Problem to work on → Single out the lines that include the word "constant". Copy them.

Stored data

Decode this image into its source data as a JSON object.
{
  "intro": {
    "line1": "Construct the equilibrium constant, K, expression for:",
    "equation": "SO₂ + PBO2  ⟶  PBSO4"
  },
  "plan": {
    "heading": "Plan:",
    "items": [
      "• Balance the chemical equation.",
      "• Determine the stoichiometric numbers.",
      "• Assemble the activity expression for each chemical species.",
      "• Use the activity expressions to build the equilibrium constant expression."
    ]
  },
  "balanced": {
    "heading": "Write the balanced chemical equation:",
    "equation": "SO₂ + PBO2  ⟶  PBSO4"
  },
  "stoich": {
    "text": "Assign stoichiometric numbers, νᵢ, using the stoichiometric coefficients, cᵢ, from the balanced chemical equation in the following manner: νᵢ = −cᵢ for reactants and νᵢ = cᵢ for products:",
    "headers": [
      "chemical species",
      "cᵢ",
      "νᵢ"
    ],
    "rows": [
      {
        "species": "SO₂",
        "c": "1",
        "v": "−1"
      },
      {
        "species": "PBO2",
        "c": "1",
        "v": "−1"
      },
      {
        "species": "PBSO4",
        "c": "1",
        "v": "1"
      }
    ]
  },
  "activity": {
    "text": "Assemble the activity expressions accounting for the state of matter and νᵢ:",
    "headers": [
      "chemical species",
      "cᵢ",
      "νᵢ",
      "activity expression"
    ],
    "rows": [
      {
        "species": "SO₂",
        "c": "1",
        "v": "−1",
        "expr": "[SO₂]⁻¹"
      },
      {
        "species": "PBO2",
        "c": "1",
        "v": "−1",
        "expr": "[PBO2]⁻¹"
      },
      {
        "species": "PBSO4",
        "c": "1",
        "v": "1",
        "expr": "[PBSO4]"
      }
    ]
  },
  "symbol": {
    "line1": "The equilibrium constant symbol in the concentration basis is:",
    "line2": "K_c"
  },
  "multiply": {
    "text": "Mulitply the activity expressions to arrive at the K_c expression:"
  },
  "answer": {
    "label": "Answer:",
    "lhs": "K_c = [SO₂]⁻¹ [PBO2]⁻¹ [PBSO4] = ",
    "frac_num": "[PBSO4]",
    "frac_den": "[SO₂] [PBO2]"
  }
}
==
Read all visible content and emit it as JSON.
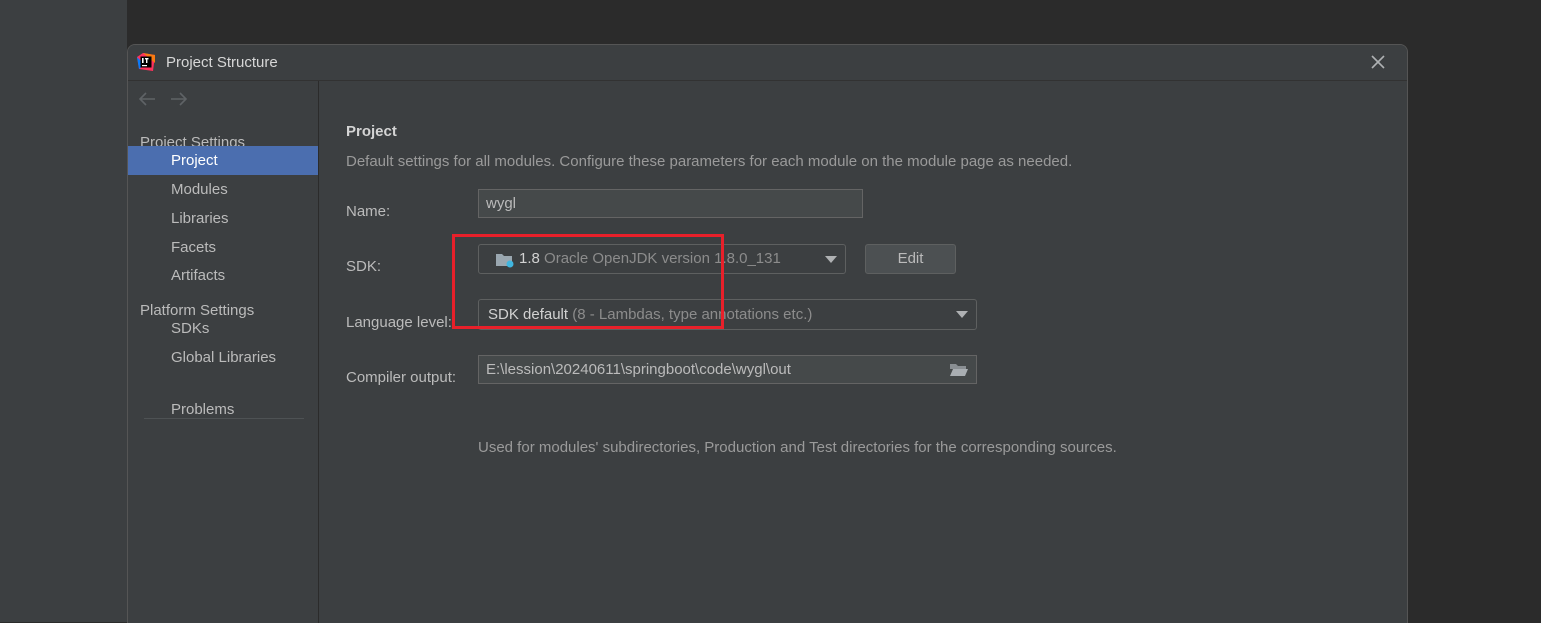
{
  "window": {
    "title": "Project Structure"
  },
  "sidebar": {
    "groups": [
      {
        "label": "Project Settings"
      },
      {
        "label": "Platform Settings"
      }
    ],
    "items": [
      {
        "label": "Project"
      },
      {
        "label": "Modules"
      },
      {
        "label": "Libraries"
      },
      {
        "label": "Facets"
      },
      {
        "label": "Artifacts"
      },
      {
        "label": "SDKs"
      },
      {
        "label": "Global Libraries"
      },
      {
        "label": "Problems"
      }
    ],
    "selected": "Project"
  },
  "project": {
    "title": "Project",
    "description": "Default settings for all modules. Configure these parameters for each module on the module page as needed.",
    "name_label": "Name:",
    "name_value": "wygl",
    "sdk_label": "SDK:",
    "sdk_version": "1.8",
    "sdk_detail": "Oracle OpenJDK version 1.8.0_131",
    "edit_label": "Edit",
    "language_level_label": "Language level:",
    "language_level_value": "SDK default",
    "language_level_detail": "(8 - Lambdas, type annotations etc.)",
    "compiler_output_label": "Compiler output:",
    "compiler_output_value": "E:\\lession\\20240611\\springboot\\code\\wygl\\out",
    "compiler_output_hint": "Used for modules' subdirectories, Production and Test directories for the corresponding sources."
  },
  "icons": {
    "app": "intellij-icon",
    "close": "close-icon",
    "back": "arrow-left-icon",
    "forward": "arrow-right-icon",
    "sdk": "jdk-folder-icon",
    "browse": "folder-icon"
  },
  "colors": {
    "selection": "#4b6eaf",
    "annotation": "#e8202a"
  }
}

Response to this task →
    "line1": "Construct the equilibrium constant, K, expression for:",
      "• Use the activity expressions to build the equilibrium constant expression."
    "line1": "The equilibrium constant symbol in the concentration basis is:",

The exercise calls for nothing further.